[Extracted data entries]
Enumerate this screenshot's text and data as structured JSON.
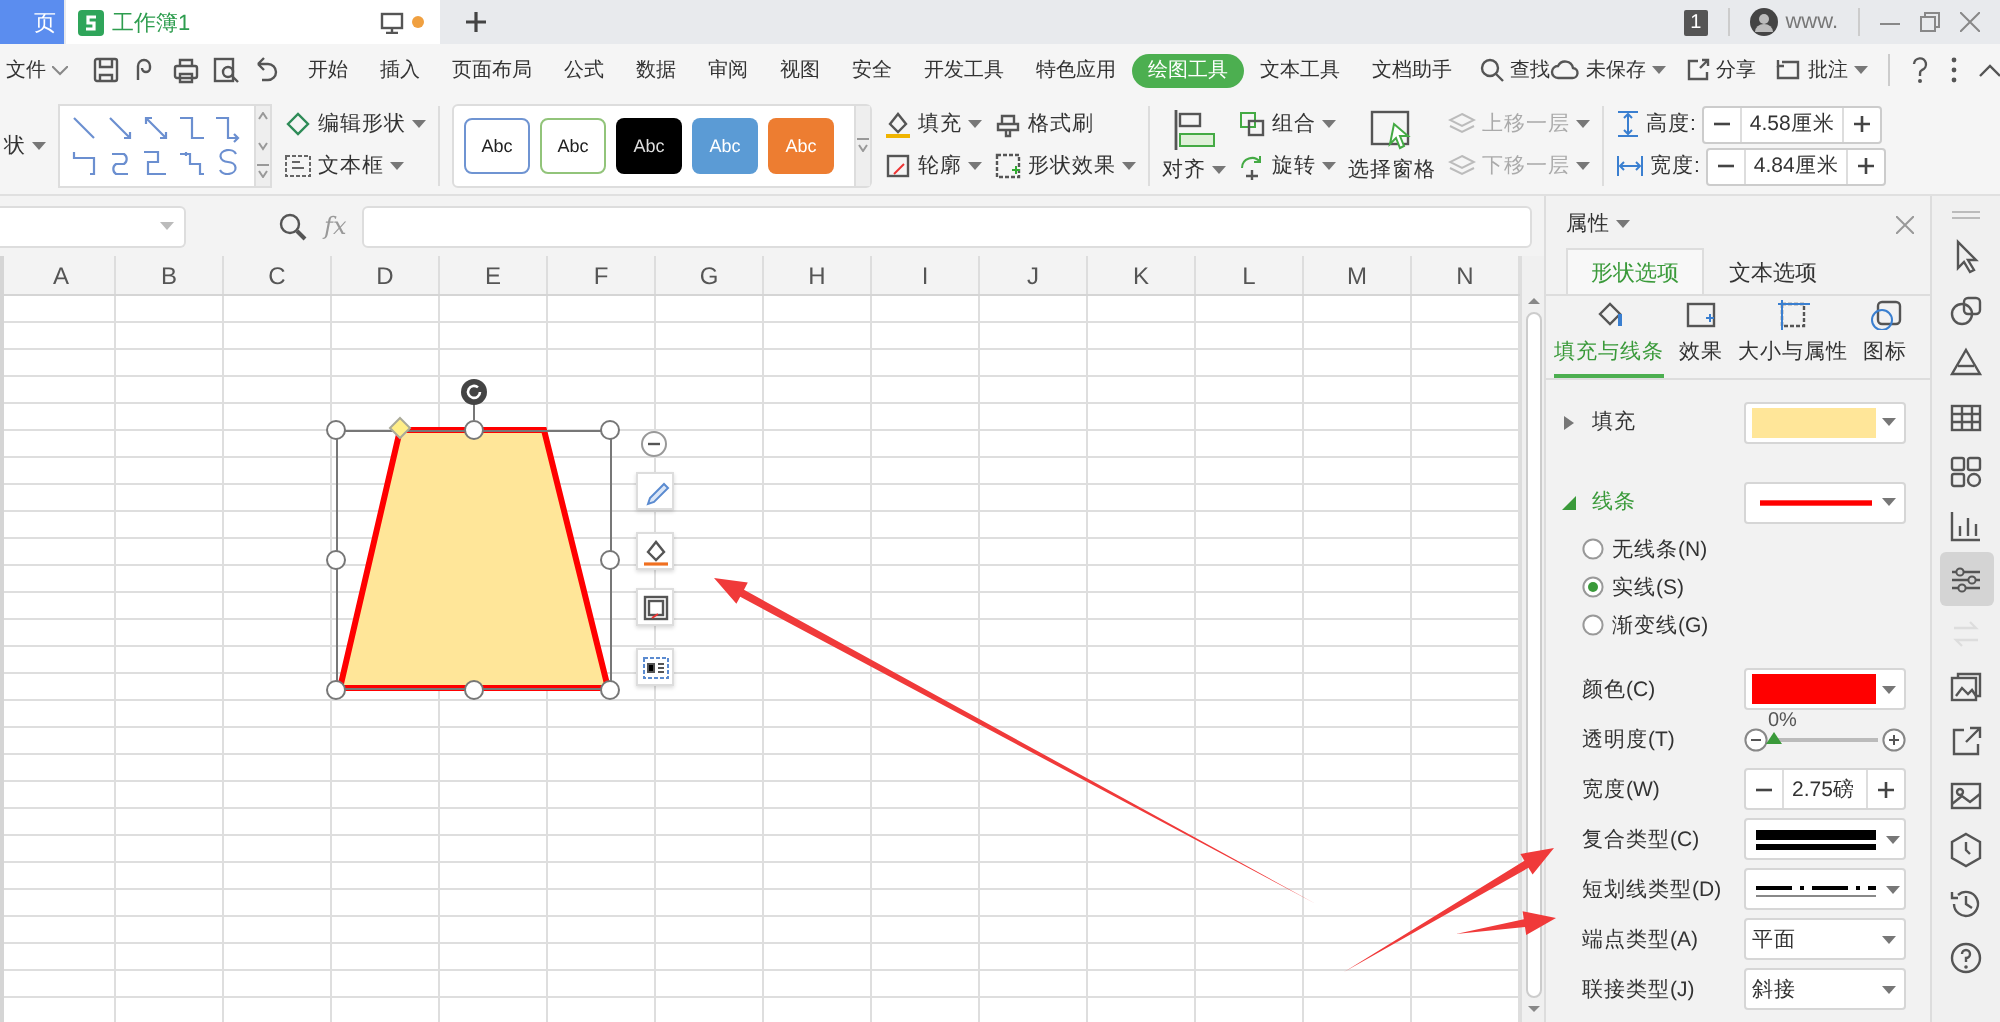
{
  "tabs": [
    {
      "label": "页",
      "kind": "home",
      "selected": false
    },
    {
      "label": "工作簿1",
      "kind": "sheet",
      "selected": true,
      "unsaved": true
    }
  ],
  "account": {
    "badge": "1",
    "name": "www."
  },
  "menu": {
    "file": "文件",
    "items": [
      {
        "label": "开始",
        "selected": false
      },
      {
        "label": "插入",
        "selected": false
      },
      {
        "label": "页面布局",
        "selected": false
      },
      {
        "label": "公式",
        "selected": false
      },
      {
        "label": "数据",
        "selected": false
      },
      {
        "label": "审阅",
        "selected": false
      },
      {
        "label": "视图",
        "selected": false
      },
      {
        "label": "安全",
        "selected": false
      },
      {
        "label": "开发工具",
        "selected": false
      },
      {
        "label": "特色应用",
        "selected": false
      },
      {
        "label": "绘图工具",
        "selected": true
      },
      {
        "label": "文本工具",
        "selected": false
      },
      {
        "label": "文档助手",
        "selected": false
      }
    ],
    "search": "查找",
    "save_state": "未保存",
    "share": "分享",
    "comment": "批注"
  },
  "ribbon": {
    "shapes_label": "状",
    "edit_shape": "编辑形状",
    "text_box": "文本框",
    "styles": [
      {
        "label": "Abc",
        "kind": "outline",
        "color": "#6f94d2"
      },
      {
        "label": "Abc",
        "kind": "outline",
        "color": "#92c47a"
      },
      {
        "label": "Abc",
        "kind": "solid",
        "color": "#000000"
      },
      {
        "label": "Abc",
        "kind": "solid",
        "color": "#5b9bd5"
      },
      {
        "label": "Abc",
        "kind": "solid",
        "color": "#ed7d31"
      }
    ],
    "fill": "填充",
    "outline": "轮廓",
    "format_painter": "格式刷",
    "shape_effects": "形状效果",
    "align": "对齐",
    "group": "组合",
    "rotate": "旋转",
    "selection_pane": "选择窗格",
    "bring_forward": {
      "label": "上移一层",
      "disabled": true
    },
    "send_backward": {
      "label": "下移一层",
      "disabled": true
    },
    "height": {
      "label": "高度:",
      "value": "4.58厘米"
    },
    "width": {
      "label": "宽度:",
      "value": "4.84厘米"
    }
  },
  "formula_bar": {
    "fx": "fx"
  },
  "sheet": {
    "columns": [
      "A",
      "B",
      "C",
      "D",
      "E",
      "F",
      "G",
      "H",
      "I",
      "J",
      "K",
      "L",
      "M",
      "N"
    ],
    "shape": {
      "kind": "trapezoid",
      "selected": true
    }
  },
  "panel": {
    "title": "属性",
    "tabs": [
      {
        "label": "形状选项",
        "selected": true
      },
      {
        "label": "文本选项",
        "selected": false
      }
    ],
    "subtabs": [
      {
        "label": "填充与线条",
        "kind": "fill-line",
        "selected": true
      },
      {
        "label": "效果",
        "kind": "effects",
        "selected": false
      },
      {
        "label": "大小与属性",
        "kind": "size",
        "selected": false
      },
      {
        "label": "图标",
        "kind": "icon",
        "selected": false
      }
    ],
    "fill": {
      "label": "填充",
      "expanded": false,
      "color": "#ffe699"
    },
    "line": {
      "label": "线条",
      "expanded": true,
      "color": "#ff0000",
      "types": [
        {
          "label": "无线条(N)",
          "selected": false
        },
        {
          "label": "实线(S)",
          "selected": true
        },
        {
          "label": "渐变线(G)",
          "selected": false
        }
      ],
      "color_label": "颜色(C)",
      "transparency": {
        "label": "透明度(T)",
        "reading": "0%",
        "level": 0
      },
      "width": {
        "label": "宽度(W)",
        "value": "2.75磅"
      },
      "compound": {
        "label": "复合类型(C)"
      },
      "dash": {
        "label": "短划线类型(D)"
      },
      "cap": {
        "label": "端点类型(A)",
        "value": "平面"
      },
      "join": {
        "label": "联接类型(J)",
        "value": "斜接"
      }
    }
  },
  "side_tools": [
    {
      "kind": "pointer",
      "selected": false,
      "disabled": false
    },
    {
      "kind": "shapes",
      "selected": false,
      "disabled": false
    },
    {
      "kind": "style",
      "selected": false,
      "disabled": false
    },
    {
      "kind": "table",
      "selected": false,
      "disabled": false
    },
    {
      "kind": "apps",
      "selected": false,
      "disabled": false
    },
    {
      "kind": "chart",
      "selected": false,
      "disabled": false
    },
    {
      "kind": "adjust",
      "selected": true,
      "disabled": false
    },
    {
      "kind": "swap",
      "selected": false,
      "disabled": true
    },
    {
      "kind": "gallery",
      "selected": false,
      "disabled": false
    },
    {
      "kind": "export",
      "selected": false,
      "disabled": false
    },
    {
      "kind": "image",
      "selected": false,
      "disabled": false
    },
    {
      "kind": "badge",
      "selected": false,
      "disabled": false
    },
    {
      "kind": "history",
      "selected": false,
      "disabled": false
    },
    {
      "kind": "help",
      "selected": false,
      "disabled": false
    }
  ]
}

## What you should do
In this exercise, set down all of the data exactly, without the pictures.

## Solution to this exercise
Enumerate this screenshot's text and data as structured JSON.
{
  "tabs": [
    {
      "label": "页",
      "kind": "home",
      "selected": false
    },
    {
      "label": "工作簿1",
      "kind": "sheet",
      "selected": true,
      "unsaved": true
    }
  ],
  "account": {
    "badge": "1",
    "name": "www."
  },
  "menu": {
    "file": "文件",
    "items": [
      {
        "label": "开始",
        "selected": false
      },
      {
        "label": "插入",
        "selected": false
      },
      {
        "label": "页面布局",
        "selected": false
      },
      {
        "label": "公式",
        "selected": false
      },
      {
        "label": "数据",
        "selected": false
      },
      {
        "label": "审阅",
        "selected": false
      },
      {
        "label": "视图",
        "selected": false
      },
      {
        "label": "安全",
        "selected": false
      },
      {
        "label": "开发工具",
        "selected": false
      },
      {
        "label": "特色应用",
        "selected": false
      },
      {
        "label": "绘图工具",
        "selected": true
      },
      {
        "label": "文本工具",
        "selected": false
      },
      {
        "label": "文档助手",
        "selected": false
      }
    ],
    "search": "查找",
    "save_state": "未保存",
    "share": "分享",
    "comment": "批注"
  },
  "ribbon": {
    "shapes_label": "状",
    "edit_shape": "编辑形状",
    "text_box": "文本框",
    "styles": [
      {
        "label": "Abc",
        "kind": "outline",
        "color": "#6f94d2"
      },
      {
        "label": "Abc",
        "kind": "outline",
        "color": "#92c47a"
      },
      {
        "label": "Abc",
        "kind": "solid",
        "color": "#000000"
      },
      {
        "label": "Abc",
        "kind": "solid",
        "color": "#5b9bd5"
      },
      {
        "label": "Abc",
        "kind": "solid",
        "color": "#ed7d31"
      }
    ],
    "fill": "填充",
    "outline": "轮廓",
    "format_painter": "格式刷",
    "shape_effects": "形状效果",
    "align": "对齐",
    "group": "组合",
    "rotate": "旋转",
    "selection_pane": "选择窗格",
    "bring_forward": {
      "label": "上移一层",
      "disabled": true
    },
    "send_backward": {
      "label": "下移一层",
      "disabled": true
    },
    "height": {
      "label": "高度:",
      "value": "4.58厘米"
    },
    "width": {
      "label": "宽度:",
      "value": "4.84厘米"
    }
  },
  "formula_bar": {
    "fx": "fx"
  },
  "sheet": {
    "columns": [
      "A",
      "B",
      "C",
      "D",
      "E",
      "F",
      "G",
      "H",
      "I",
      "J",
      "K",
      "L",
      "M",
      "N"
    ],
    "shape": {
      "kind": "trapezoid",
      "selected": true
    }
  },
  "panel": {
    "title": "属性",
    "tabs": [
      {
        "label": "形状选项",
        "selected": true
      },
      {
        "label": "文本选项",
        "selected": false
      }
    ],
    "subtabs": [
      {
        "label": "填充与线条",
        "kind": "fill-line",
        "selected": true
      },
      {
        "label": "效果",
        "kind": "effects",
        "selected": false
      },
      {
        "label": "大小与属性",
        "kind": "size",
        "selected": false
      },
      {
        "label": "图标",
        "kind": "icon",
        "selected": false
      }
    ],
    "fill": {
      "label": "填充",
      "expanded": false,
      "color": "#ffe699"
    },
    "line": {
      "label": "线条",
      "expanded": true,
      "color": "#ff0000",
      "types": [
        {
          "label": "无线条(N)",
          "selected": false
        },
        {
          "label": "实线(S)",
          "selected": true
        },
        {
          "label": "渐变线(G)",
          "selected": false
        }
      ],
      "color_label": "颜色(C)",
      "transparency": {
        "label": "透明度(T)",
        "reading": "0%",
        "level": 0
      },
      "width": {
        "label": "宽度(W)",
        "value": "2.75磅"
      },
      "compound": {
        "label": "复合类型(C)"
      },
      "dash": {
        "label": "短划线类型(D)"
      },
      "cap": {
        "label": "端点类型(A)",
        "value": "平面"
      },
      "join": {
        "label": "联接类型(J)",
        "value": "斜接"
      }
    }
  },
  "side_tools": [
    {
      "kind": "pointer",
      "selected": false,
      "disabled": false
    },
    {
      "kind": "shapes",
      "selected": false,
      "disabled": false
    },
    {
      "kind": "style",
      "selected": false,
      "disabled": false
    },
    {
      "kind": "table",
      "selected": false,
      "disabled": false
    },
    {
      "kind": "apps",
      "selected": false,
      "disabled": false
    },
    {
      "kind": "chart",
      "selected": false,
      "disabled": false
    },
    {
      "kind": "adjust",
      "selected": true,
      "disabled": false
    },
    {
      "kind": "swap",
      "selected": false,
      "disabled": true
    },
    {
      "kind": "gallery",
      "selected": false,
      "disabled": false
    },
    {
      "kind": "export",
      "selected": false,
      "disabled": false
    },
    {
      "kind": "image",
      "selected": false,
      "disabled": false
    },
    {
      "kind": "badge",
      "selected": false,
      "disabled": false
    },
    {
      "kind": "history",
      "selected": false,
      "disabled": false
    },
    {
      "kind": "help",
      "selected": false,
      "disabled": false
    }
  ]
}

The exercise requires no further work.